• [What to work on]
Send back all the data below, exactly as given.

• [Records for the exercise]
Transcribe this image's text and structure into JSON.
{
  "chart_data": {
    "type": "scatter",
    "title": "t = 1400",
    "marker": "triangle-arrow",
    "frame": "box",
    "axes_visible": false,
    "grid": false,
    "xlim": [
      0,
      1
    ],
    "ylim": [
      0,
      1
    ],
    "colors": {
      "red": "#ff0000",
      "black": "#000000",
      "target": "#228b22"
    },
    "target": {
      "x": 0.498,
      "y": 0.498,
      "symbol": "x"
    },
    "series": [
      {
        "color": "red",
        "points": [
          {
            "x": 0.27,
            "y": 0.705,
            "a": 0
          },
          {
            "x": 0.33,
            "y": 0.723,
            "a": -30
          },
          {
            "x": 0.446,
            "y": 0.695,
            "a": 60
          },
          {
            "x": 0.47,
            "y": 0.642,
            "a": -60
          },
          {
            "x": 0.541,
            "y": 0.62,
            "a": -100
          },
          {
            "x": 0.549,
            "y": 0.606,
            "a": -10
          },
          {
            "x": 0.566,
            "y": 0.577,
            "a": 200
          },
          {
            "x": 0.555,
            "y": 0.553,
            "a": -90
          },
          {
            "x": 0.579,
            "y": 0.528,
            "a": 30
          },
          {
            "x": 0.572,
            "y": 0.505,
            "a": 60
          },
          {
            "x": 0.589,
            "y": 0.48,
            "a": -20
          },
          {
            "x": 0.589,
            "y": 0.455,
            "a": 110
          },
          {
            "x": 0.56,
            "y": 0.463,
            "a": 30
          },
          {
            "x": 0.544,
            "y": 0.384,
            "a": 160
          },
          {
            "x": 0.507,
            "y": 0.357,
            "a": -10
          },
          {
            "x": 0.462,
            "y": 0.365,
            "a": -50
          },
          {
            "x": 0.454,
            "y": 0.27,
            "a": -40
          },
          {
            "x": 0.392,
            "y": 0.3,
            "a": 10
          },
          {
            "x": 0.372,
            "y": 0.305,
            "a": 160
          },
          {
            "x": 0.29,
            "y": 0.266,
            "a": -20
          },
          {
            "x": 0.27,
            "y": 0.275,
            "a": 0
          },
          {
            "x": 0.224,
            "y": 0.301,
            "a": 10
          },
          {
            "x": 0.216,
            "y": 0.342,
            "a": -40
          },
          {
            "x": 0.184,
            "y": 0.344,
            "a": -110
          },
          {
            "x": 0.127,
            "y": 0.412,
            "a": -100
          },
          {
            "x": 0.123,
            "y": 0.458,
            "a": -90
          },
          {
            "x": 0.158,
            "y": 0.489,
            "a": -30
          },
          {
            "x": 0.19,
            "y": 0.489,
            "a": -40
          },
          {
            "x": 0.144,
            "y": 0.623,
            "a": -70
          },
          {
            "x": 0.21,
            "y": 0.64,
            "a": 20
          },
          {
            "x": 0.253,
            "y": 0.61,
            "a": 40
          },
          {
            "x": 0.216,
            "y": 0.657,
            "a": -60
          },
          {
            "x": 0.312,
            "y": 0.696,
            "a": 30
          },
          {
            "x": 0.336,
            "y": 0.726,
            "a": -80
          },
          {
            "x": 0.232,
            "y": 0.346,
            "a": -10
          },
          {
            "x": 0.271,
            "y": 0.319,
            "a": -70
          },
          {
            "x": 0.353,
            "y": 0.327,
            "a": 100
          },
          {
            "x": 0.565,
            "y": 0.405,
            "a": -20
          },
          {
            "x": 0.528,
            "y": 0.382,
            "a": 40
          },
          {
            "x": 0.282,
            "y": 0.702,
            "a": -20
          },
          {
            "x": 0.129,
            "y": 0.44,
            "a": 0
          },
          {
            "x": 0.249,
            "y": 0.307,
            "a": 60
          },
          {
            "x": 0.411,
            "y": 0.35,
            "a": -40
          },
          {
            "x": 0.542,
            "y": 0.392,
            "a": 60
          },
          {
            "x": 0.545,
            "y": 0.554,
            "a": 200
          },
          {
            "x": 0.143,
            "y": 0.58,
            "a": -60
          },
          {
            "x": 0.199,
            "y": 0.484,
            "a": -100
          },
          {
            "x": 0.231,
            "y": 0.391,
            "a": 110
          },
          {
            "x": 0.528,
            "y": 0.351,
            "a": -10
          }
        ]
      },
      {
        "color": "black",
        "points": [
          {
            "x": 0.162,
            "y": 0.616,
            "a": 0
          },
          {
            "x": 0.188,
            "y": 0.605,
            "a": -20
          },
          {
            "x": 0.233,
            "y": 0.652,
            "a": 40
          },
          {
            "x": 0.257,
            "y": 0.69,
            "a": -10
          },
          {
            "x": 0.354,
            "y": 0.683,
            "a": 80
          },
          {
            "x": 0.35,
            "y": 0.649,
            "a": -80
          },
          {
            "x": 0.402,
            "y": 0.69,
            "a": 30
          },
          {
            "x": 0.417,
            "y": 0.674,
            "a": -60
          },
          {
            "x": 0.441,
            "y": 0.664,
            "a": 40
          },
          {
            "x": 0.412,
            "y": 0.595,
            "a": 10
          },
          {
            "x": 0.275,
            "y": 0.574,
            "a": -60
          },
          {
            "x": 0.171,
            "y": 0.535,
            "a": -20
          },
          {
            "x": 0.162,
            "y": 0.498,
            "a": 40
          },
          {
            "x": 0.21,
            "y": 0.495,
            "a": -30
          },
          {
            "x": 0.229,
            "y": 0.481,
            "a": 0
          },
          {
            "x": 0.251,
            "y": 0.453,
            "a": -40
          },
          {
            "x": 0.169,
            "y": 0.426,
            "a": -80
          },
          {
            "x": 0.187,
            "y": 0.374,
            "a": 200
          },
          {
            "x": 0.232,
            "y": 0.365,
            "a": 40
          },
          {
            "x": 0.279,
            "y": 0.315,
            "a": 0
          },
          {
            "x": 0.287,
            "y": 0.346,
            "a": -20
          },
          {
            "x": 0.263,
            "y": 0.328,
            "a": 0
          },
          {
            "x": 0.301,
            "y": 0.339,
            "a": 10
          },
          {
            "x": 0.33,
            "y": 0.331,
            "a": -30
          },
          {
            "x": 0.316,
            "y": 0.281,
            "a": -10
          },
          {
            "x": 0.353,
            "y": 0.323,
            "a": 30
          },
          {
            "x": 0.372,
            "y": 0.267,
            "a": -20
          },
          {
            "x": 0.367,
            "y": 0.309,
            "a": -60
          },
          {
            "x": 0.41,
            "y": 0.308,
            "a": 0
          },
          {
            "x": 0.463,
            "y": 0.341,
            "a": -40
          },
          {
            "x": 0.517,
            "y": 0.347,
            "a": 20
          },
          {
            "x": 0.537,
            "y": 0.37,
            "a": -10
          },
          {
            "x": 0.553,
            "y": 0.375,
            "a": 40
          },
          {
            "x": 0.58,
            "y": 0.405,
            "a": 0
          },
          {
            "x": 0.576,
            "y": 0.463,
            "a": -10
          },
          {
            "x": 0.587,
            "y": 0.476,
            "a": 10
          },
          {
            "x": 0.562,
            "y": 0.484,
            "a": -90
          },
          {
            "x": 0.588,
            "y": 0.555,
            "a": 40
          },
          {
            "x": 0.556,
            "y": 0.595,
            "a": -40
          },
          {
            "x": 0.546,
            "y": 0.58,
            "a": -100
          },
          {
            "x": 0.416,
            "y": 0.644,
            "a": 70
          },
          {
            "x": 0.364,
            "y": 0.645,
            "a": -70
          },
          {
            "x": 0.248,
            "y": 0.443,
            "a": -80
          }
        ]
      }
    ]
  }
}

• [The completed task]
Transcribe this image's text and structure into JSON.
{
  "chart_data": {
    "type": "scatter",
    "title": "t = 1400",
    "marker": "triangle-arrow",
    "frame": "box",
    "axes_visible": false,
    "grid": false,
    "xlim": [
      0,
      1
    ],
    "ylim": [
      0,
      1
    ],
    "colors": {
      "red": "#ff0000",
      "black": "#000000",
      "target": "#228b22"
    },
    "target": {
      "x": 0.498,
      "y": 0.498,
      "symbol": "x"
    },
    "series": [
      {
        "color": "red",
        "points": [
          {
            "x": 0.27,
            "y": 0.705,
            "a": 0
          },
          {
            "x": 0.33,
            "y": 0.723,
            "a": -30
          },
          {
            "x": 0.446,
            "y": 0.695,
            "a": 60
          },
          {
            "x": 0.47,
            "y": 0.642,
            "a": -60
          },
          {
            "x": 0.541,
            "y": 0.62,
            "a": -100
          },
          {
            "x": 0.549,
            "y": 0.606,
            "a": -10
          },
          {
            "x": 0.566,
            "y": 0.577,
            "a": 200
          },
          {
            "x": 0.555,
            "y": 0.553,
            "a": -90
          },
          {
            "x": 0.579,
            "y": 0.528,
            "a": 30
          },
          {
            "x": 0.572,
            "y": 0.505,
            "a": 60
          },
          {
            "x": 0.589,
            "y": 0.48,
            "a": -20
          },
          {
            "x": 0.589,
            "y": 0.455,
            "a": 110
          },
          {
            "x": 0.56,
            "y": 0.463,
            "a": 30
          },
          {
            "x": 0.544,
            "y": 0.384,
            "a": 160
          },
          {
            "x": 0.507,
            "y": 0.357,
            "a": -10
          },
          {
            "x": 0.462,
            "y": 0.365,
            "a": -50
          },
          {
            "x": 0.454,
            "y": 0.27,
            "a": -40
          },
          {
            "x": 0.392,
            "y": 0.3,
            "a": 10
          },
          {
            "x": 0.372,
            "y": 0.305,
            "a": 160
          },
          {
            "x": 0.29,
            "y": 0.266,
            "a": -20
          },
          {
            "x": 0.27,
            "y": 0.275,
            "a": 0
          },
          {
            "x": 0.224,
            "y": 0.301,
            "a": 10
          },
          {
            "x": 0.216,
            "y": 0.342,
            "a": -40
          },
          {
            "x": 0.184,
            "y": 0.344,
            "a": -110
          },
          {
            "x": 0.127,
            "y": 0.412,
            "a": -100
          },
          {
            "x": 0.123,
            "y": 0.458,
            "a": -90
          },
          {
            "x": 0.158,
            "y": 0.489,
            "a": -30
          },
          {
            "x": 0.19,
            "y": 0.489,
            "a": -40
          },
          {
            "x": 0.144,
            "y": 0.623,
            "a": -70
          },
          {
            "x": 0.21,
            "y": 0.64,
            "a": 20
          },
          {
            "x": 0.253,
            "y": 0.61,
            "a": 40
          },
          {
            "x": 0.216,
            "y": 0.657,
            "a": -60
          },
          {
            "x": 0.312,
            "y": 0.696,
            "a": 30
          },
          {
            "x": 0.336,
            "y": 0.726,
            "a": -80
          },
          {
            "x": 0.232,
            "y": 0.346,
            "a": -10
          },
          {
            "x": 0.271,
            "y": 0.319,
            "a": -70
          },
          {
            "x": 0.353,
            "y": 0.327,
            "a": 100
          },
          {
            "x": 0.565,
            "y": 0.405,
            "a": -20
          },
          {
            "x": 0.528,
            "y": 0.382,
            "a": 40
          },
          {
            "x": 0.282,
            "y": 0.702,
            "a": -20
          },
          {
            "x": 0.129,
            "y": 0.44,
            "a": 0
          },
          {
            "x": 0.249,
            "y": 0.307,
            "a": 60
          },
          {
            "x": 0.411,
            "y": 0.35,
            "a": -40
          },
          {
            "x": 0.542,
            "y": 0.392,
            "a": 60
          },
          {
            "x": 0.545,
            "y": 0.554,
            "a": 200
          },
          {
            "x": 0.143,
            "y": 0.58,
            "a": -60
          },
          {
            "x": 0.199,
            "y": 0.484,
            "a": -100
          },
          {
            "x": 0.231,
            "y": 0.391,
            "a": 110
          },
          {
            "x": 0.528,
            "y": 0.351,
            "a": -10
          }
        ]
      },
      {
        "color": "black",
        "points": [
          {
            "x": 0.162,
            "y": 0.616,
            "a": 0
          },
          {
            "x": 0.188,
            "y": 0.605,
            "a": -20
          },
          {
            "x": 0.233,
            "y": 0.652,
            "a": 40
          },
          {
            "x": 0.257,
            "y": 0.69,
            "a": -10
          },
          {
            "x": 0.354,
            "y": 0.683,
            "a": 80
          },
          {
            "x": 0.35,
            "y": 0.649,
            "a": -80
          },
          {
            "x": 0.402,
            "y": 0.69,
            "a": 30
          },
          {
            "x": 0.417,
            "y": 0.674,
            "a": -60
          },
          {
            "x": 0.441,
            "y": 0.664,
            "a": 40
          },
          {
            "x": 0.412,
            "y": 0.595,
            "a": 10
          },
          {
            "x": 0.275,
            "y": 0.574,
            "a": -60
          },
          {
            "x": 0.171,
            "y": 0.535,
            "a": -20
          },
          {
            "x": 0.162,
            "y": 0.498,
            "a": 40
          },
          {
            "x": 0.21,
            "y": 0.495,
            "a": -30
          },
          {
            "x": 0.229,
            "y": 0.481,
            "a": 0
          },
          {
            "x": 0.251,
            "y": 0.453,
            "a": -40
          },
          {
            "x": 0.169,
            "y": 0.426,
            "a": -80
          },
          {
            "x": 0.187,
            "y": 0.374,
            "a": 200
          },
          {
            "x": 0.232,
            "y": 0.365,
            "a": 40
          },
          {
            "x": 0.279,
            "y": 0.315,
            "a": 0
          },
          {
            "x": 0.287,
            "y": 0.346,
            "a": -20
          },
          {
            "x": 0.263,
            "y": 0.328,
            "a": 0
          },
          {
            "x": 0.301,
            "y": 0.339,
            "a": 10
          },
          {
            "x": 0.33,
            "y": 0.331,
            "a": -30
          },
          {
            "x": 0.316,
            "y": 0.281,
            "a": -10
          },
          {
            "x": 0.353,
            "y": 0.323,
            "a": 30
          },
          {
            "x": 0.372,
            "y": 0.267,
            "a": -20
          },
          {
            "x": 0.367,
            "y": 0.309,
            "a": -60
          },
          {
            "x": 0.41,
            "y": 0.308,
            "a": 0
          },
          {
            "x": 0.463,
            "y": 0.341,
            "a": -40
          },
          {
            "x": 0.517,
            "y": 0.347,
            "a": 20
          },
          {
            "x": 0.537,
            "y": 0.37,
            "a": -10
          },
          {
            "x": 0.553,
            "y": 0.375,
            "a": 40
          },
          {
            "x": 0.58,
            "y": 0.405,
            "a": 0
          },
          {
            "x": 0.576,
            "y": 0.463,
            "a": -10
          },
          {
            "x": 0.587,
            "y": 0.476,
            "a": 10
          },
          {
            "x": 0.562,
            "y": 0.484,
            "a": -90
          },
          {
            "x": 0.588,
            "y": 0.555,
            "a": 40
          },
          {
            "x": 0.556,
            "y": 0.595,
            "a": -40
          },
          {
            "x": 0.546,
            "y": 0.58,
            "a": -100
          },
          {
            "x": 0.416,
            "y": 0.644,
            "a": 70
          },
          {
            "x": 0.364,
            "y": 0.645,
            "a": -70
          },
          {
            "x": 0.248,
            "y": 0.443,
            "a": -80
          }
        ]
      }
    ]
  }
}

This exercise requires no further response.